**WORK REQUIRED:**
Gather, from the data below, each line in which the word "color" occurs.

**SUPPLIED INFORMATION:**
'''

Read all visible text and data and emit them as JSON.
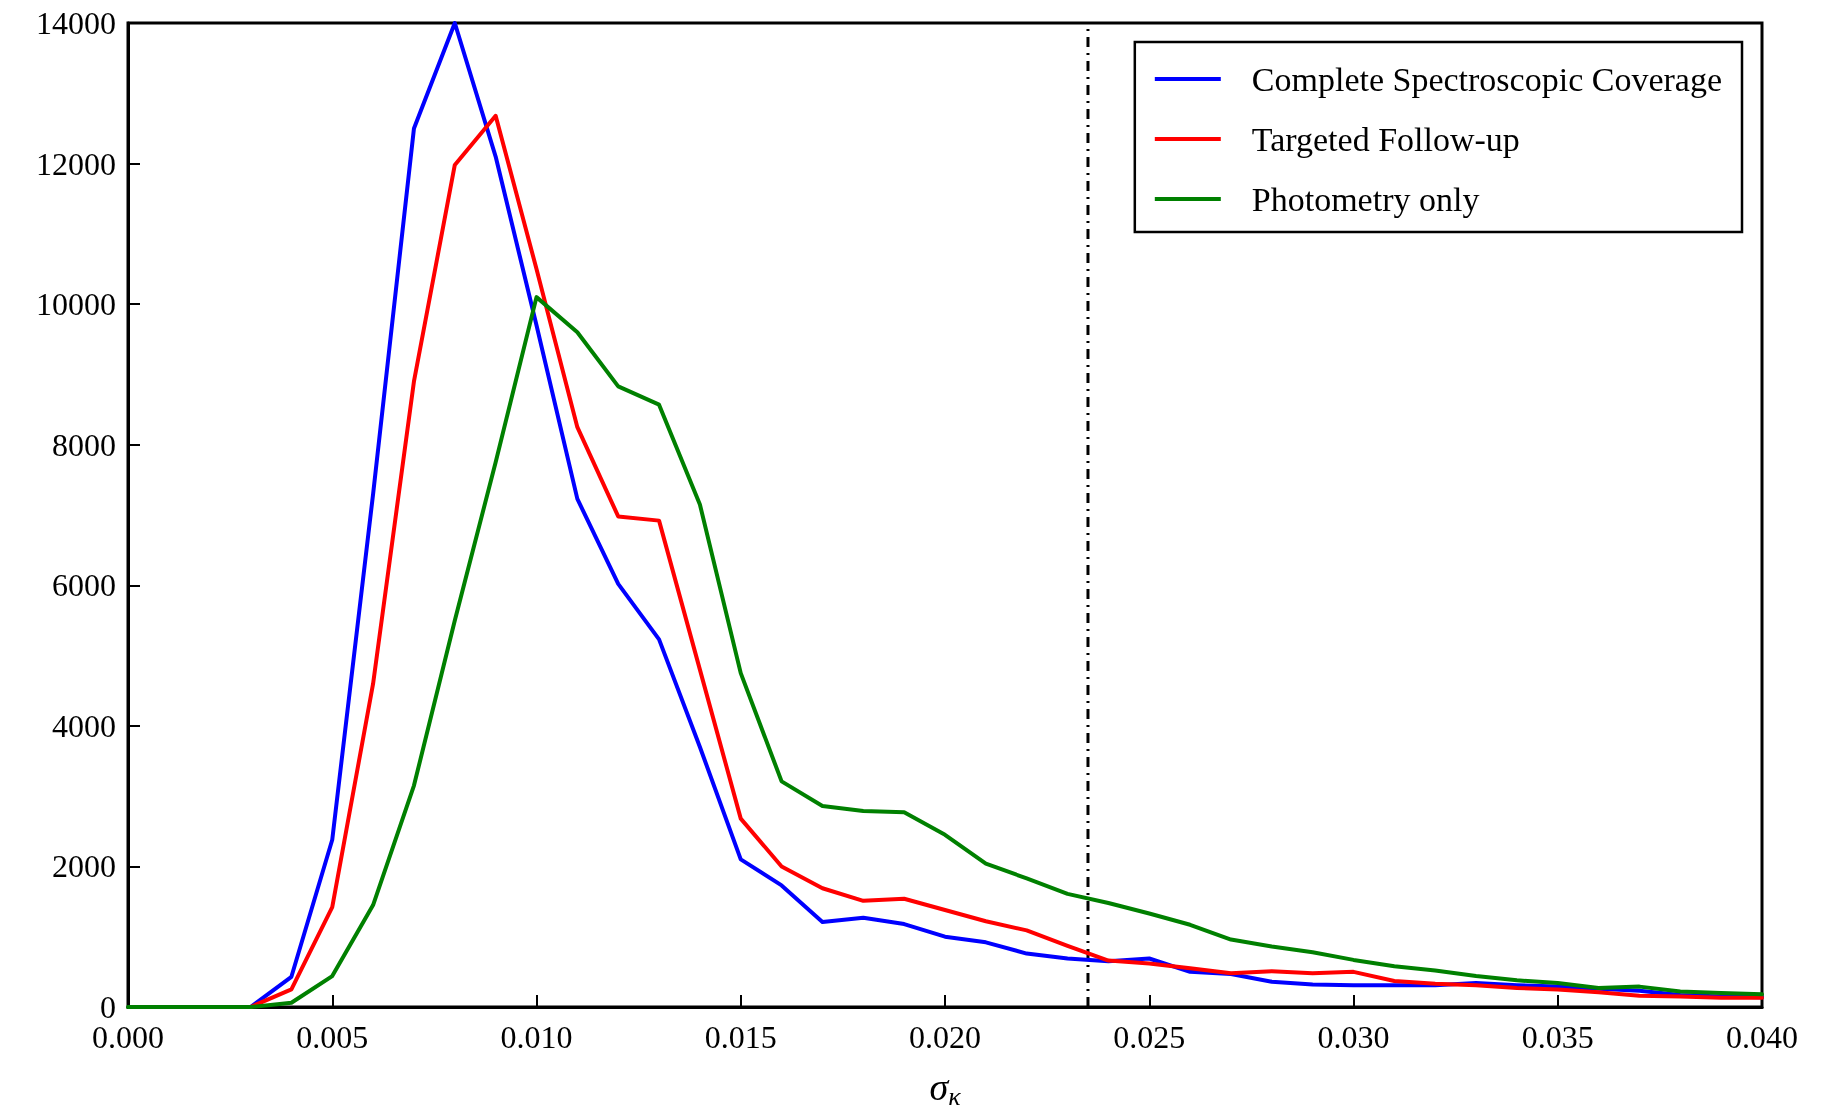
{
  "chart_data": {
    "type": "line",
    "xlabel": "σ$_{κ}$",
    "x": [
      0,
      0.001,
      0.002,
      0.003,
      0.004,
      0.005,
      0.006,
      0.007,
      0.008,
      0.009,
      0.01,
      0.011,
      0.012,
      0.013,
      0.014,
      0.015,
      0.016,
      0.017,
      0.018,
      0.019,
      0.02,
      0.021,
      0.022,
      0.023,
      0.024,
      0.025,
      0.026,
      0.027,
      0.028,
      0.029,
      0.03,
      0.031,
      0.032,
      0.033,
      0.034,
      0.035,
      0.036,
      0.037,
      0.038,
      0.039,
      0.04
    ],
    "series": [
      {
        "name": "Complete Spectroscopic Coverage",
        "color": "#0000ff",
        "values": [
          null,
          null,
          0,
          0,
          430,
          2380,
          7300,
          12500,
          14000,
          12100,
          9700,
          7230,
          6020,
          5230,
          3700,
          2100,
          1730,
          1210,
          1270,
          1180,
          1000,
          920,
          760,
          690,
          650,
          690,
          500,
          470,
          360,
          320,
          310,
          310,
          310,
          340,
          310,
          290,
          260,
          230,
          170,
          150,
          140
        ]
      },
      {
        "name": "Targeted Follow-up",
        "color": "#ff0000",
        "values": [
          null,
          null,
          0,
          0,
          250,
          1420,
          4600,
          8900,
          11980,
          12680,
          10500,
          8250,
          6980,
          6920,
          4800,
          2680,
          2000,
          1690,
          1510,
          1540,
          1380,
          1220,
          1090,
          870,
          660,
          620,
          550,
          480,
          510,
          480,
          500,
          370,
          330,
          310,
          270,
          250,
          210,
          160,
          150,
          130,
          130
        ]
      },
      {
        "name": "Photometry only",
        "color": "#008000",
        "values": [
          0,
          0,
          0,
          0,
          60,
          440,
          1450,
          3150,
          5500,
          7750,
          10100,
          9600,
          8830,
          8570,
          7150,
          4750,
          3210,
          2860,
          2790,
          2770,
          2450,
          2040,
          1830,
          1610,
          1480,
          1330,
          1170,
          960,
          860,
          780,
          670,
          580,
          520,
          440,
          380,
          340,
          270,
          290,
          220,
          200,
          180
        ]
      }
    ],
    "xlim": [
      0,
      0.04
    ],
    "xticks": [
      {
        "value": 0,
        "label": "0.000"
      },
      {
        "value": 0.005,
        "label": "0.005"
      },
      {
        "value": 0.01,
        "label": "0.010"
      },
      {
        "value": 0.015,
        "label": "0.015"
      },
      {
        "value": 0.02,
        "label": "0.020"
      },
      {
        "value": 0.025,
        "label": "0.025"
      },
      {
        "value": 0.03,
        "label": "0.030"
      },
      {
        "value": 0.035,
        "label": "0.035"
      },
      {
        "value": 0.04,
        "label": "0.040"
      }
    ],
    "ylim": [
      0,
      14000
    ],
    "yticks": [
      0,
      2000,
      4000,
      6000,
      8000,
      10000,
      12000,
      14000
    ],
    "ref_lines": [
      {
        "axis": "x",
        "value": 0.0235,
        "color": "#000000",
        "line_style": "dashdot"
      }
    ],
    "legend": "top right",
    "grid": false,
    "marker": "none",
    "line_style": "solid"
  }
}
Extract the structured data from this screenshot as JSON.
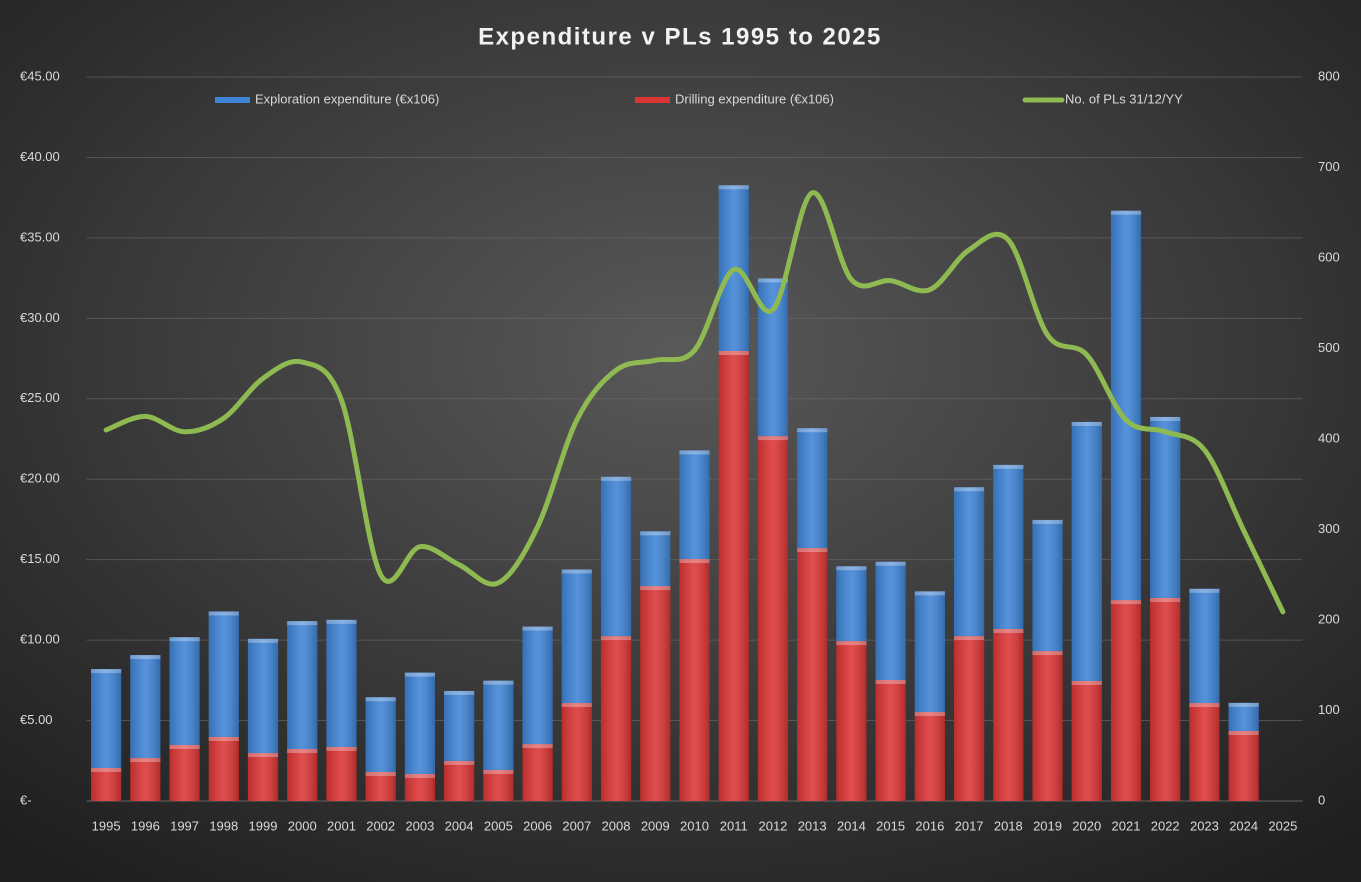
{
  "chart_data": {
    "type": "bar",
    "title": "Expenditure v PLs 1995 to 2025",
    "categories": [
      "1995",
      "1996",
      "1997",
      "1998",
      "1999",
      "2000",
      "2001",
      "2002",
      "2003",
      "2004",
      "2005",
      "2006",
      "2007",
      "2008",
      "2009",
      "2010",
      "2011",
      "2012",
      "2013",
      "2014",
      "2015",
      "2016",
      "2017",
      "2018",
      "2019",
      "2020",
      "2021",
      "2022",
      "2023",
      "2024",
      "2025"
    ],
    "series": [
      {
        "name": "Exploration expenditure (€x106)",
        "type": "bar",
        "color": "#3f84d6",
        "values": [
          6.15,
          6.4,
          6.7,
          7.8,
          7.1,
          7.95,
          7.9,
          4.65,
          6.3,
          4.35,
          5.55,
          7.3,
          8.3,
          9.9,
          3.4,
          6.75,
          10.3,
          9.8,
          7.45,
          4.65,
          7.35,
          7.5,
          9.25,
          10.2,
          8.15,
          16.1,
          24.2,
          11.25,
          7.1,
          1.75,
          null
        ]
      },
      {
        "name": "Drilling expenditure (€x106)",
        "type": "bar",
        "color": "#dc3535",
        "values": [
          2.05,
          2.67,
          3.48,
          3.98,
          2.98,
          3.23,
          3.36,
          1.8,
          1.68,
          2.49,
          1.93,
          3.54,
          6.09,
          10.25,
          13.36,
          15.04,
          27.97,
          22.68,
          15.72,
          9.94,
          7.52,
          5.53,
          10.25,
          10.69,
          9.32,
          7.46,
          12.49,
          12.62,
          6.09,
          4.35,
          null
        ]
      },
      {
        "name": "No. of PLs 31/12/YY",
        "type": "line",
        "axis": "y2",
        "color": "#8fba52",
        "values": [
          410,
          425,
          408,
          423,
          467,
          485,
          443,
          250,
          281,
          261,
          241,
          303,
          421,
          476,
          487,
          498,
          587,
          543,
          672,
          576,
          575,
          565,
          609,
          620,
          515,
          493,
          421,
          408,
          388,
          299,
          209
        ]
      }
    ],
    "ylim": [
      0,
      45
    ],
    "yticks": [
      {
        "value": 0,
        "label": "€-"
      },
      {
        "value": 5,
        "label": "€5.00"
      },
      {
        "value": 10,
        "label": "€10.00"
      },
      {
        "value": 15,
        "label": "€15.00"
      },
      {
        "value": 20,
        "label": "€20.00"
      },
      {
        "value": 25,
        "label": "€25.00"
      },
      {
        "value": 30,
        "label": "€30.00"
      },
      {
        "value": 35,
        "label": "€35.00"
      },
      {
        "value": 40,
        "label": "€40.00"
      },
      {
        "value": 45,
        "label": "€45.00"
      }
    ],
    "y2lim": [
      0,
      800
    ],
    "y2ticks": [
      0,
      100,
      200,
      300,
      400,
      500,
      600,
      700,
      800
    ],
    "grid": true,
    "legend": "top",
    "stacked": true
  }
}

'''

**FINAL ANSWER:**
        "color": "#0000ff",
        "color": "#ff0000",
        "color": "#008000",
        "color": "#000000",
        "color": "#3f84d6",
        "color": "#dc3535",
        "color": "#8fba52",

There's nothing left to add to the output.